Rows from a dataset
»»
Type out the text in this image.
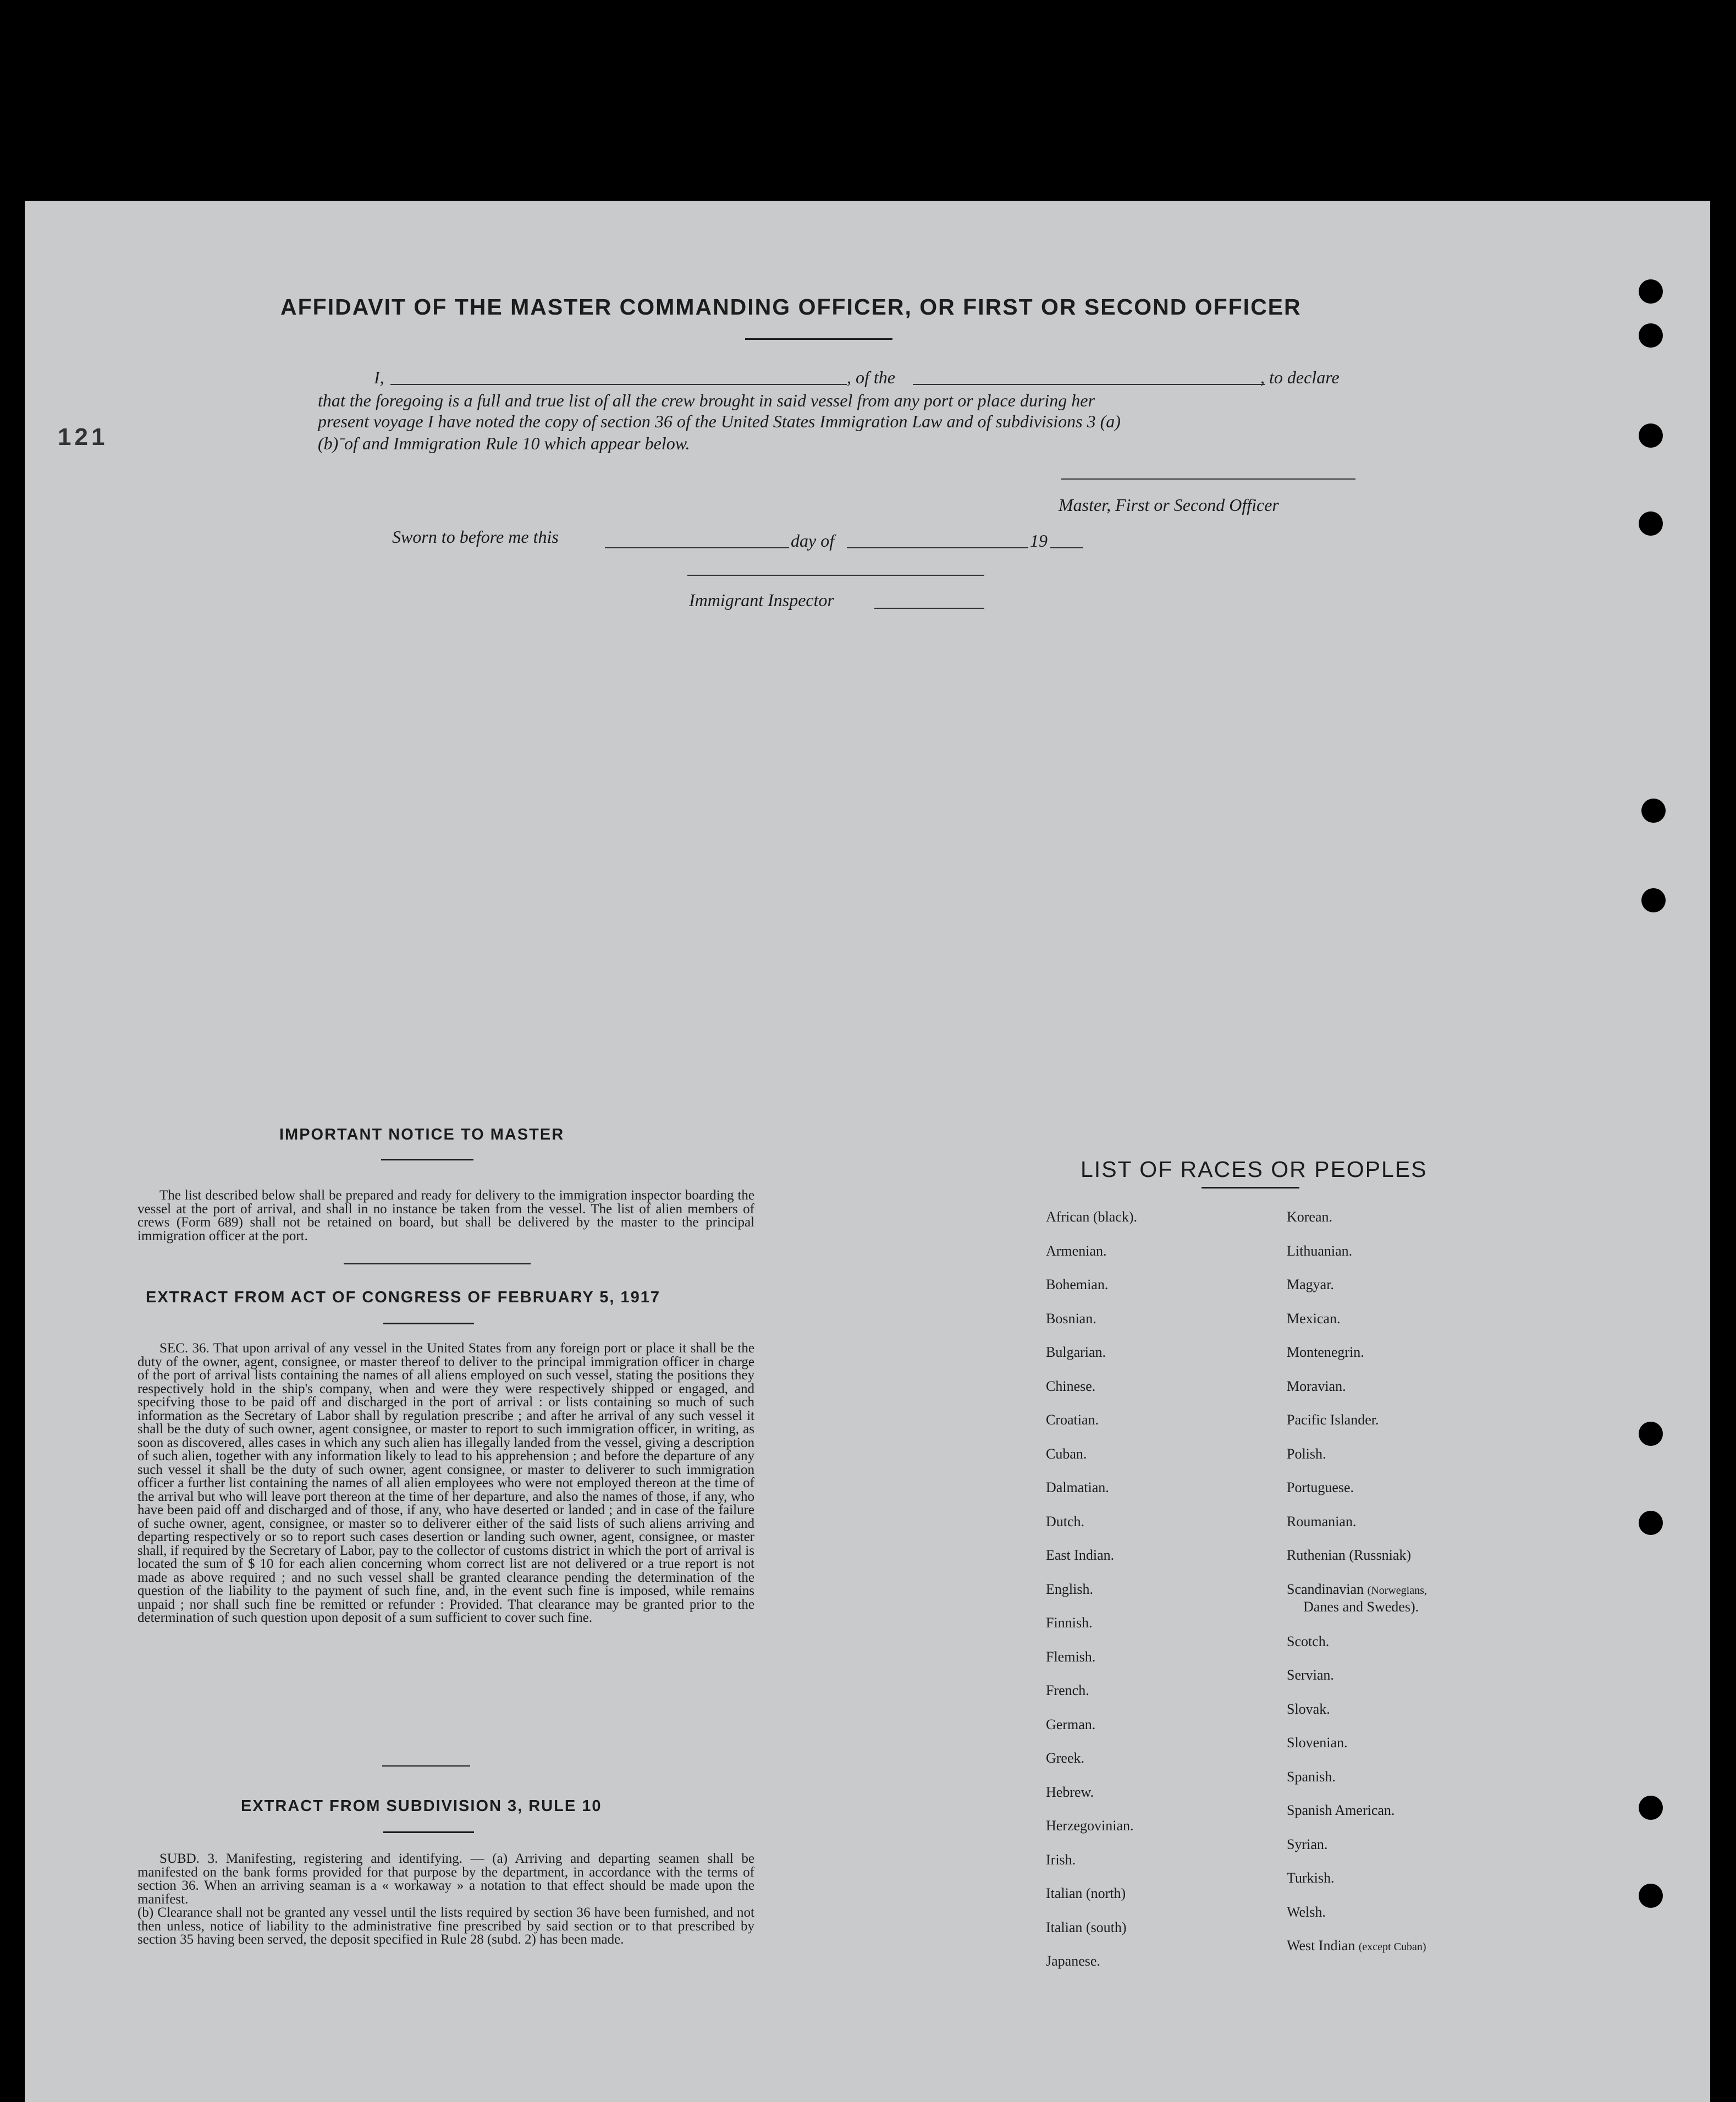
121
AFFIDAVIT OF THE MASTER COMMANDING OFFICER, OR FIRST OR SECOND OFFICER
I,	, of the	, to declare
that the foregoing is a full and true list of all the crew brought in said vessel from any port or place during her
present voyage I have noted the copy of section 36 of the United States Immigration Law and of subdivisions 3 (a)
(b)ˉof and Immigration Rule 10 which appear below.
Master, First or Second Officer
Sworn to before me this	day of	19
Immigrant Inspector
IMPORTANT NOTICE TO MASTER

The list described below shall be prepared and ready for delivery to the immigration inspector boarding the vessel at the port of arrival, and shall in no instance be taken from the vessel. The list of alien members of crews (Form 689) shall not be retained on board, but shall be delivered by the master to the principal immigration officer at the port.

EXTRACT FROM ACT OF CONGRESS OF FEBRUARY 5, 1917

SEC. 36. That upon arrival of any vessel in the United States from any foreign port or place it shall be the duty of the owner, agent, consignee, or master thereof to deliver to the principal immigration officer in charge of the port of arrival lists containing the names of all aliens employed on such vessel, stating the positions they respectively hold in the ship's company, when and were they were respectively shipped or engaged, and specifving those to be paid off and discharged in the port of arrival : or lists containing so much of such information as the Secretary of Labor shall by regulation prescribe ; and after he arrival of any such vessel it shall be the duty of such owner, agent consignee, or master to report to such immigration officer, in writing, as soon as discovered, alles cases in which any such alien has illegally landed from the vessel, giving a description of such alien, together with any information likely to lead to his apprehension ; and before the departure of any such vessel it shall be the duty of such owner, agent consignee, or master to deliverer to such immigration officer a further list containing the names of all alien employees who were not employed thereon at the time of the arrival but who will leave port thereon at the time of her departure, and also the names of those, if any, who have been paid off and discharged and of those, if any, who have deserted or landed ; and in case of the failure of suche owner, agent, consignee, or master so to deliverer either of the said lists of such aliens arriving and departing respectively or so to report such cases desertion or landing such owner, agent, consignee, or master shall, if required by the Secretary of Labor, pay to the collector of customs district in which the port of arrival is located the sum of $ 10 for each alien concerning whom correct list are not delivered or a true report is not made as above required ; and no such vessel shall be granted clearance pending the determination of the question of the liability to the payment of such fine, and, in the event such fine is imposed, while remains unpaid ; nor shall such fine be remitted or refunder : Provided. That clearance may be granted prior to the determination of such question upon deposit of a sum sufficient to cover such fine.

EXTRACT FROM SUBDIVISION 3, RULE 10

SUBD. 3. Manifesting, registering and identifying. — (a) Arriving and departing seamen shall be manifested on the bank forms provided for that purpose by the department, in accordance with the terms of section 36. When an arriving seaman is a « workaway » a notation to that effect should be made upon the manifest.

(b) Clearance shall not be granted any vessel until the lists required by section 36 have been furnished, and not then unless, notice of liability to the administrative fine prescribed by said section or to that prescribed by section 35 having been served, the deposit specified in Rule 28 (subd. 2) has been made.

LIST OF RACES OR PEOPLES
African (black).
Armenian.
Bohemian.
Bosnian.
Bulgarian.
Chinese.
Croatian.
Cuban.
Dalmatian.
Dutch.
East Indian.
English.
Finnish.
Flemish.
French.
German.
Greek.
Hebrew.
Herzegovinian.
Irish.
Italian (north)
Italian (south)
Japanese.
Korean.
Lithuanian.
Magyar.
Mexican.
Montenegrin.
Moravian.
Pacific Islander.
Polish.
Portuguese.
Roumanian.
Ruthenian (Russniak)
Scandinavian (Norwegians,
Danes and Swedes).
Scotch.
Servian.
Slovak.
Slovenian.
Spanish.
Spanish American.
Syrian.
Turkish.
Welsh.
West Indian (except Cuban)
««
»»
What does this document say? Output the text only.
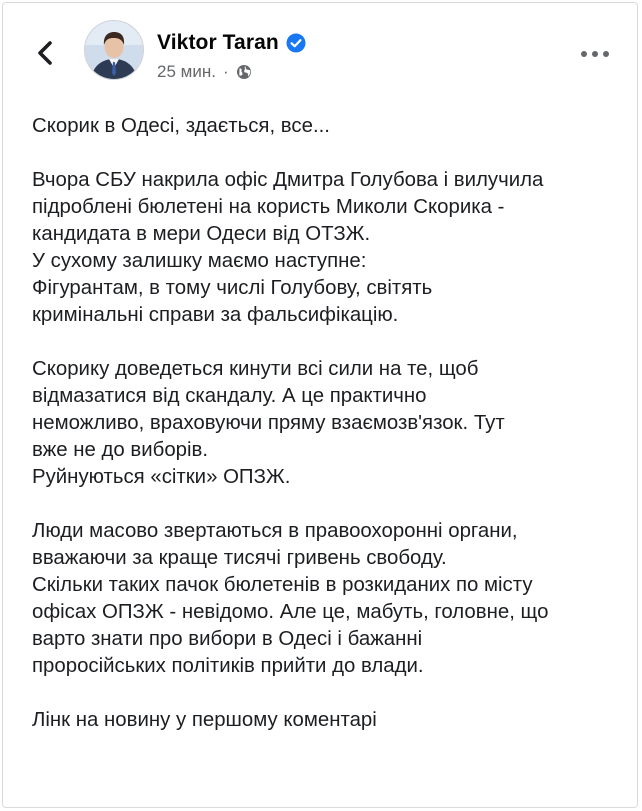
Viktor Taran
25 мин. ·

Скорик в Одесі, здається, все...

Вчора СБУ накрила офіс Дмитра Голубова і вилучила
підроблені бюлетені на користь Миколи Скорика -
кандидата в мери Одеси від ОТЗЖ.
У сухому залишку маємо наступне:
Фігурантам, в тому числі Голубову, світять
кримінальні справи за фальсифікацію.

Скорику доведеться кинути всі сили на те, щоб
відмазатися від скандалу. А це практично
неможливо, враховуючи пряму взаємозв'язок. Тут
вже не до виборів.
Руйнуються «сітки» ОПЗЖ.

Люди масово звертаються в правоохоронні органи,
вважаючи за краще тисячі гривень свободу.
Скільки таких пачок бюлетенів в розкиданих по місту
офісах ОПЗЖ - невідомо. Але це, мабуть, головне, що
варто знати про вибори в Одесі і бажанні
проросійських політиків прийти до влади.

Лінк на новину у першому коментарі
««
»»
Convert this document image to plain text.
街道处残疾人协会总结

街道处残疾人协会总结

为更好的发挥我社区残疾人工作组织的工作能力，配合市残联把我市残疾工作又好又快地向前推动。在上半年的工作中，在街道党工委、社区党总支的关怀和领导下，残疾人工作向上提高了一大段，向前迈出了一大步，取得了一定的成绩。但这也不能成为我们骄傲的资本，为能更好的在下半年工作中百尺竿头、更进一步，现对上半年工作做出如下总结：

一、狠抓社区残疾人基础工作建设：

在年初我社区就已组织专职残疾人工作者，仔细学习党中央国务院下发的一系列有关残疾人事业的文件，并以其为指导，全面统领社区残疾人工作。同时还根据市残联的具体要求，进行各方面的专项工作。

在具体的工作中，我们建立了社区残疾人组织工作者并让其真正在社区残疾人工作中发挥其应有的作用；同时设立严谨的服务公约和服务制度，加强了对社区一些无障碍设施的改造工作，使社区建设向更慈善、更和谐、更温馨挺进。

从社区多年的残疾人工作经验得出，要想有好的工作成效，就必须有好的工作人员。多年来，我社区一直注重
««
- [GIVEN TASK]: Copy each line of the listing that holds the word "this".

- [OUTPUT]:
Type out the text in this image.
Sworn to before me this	day of	19
What does this document say? Output the text only.
Convert this document image to plain text.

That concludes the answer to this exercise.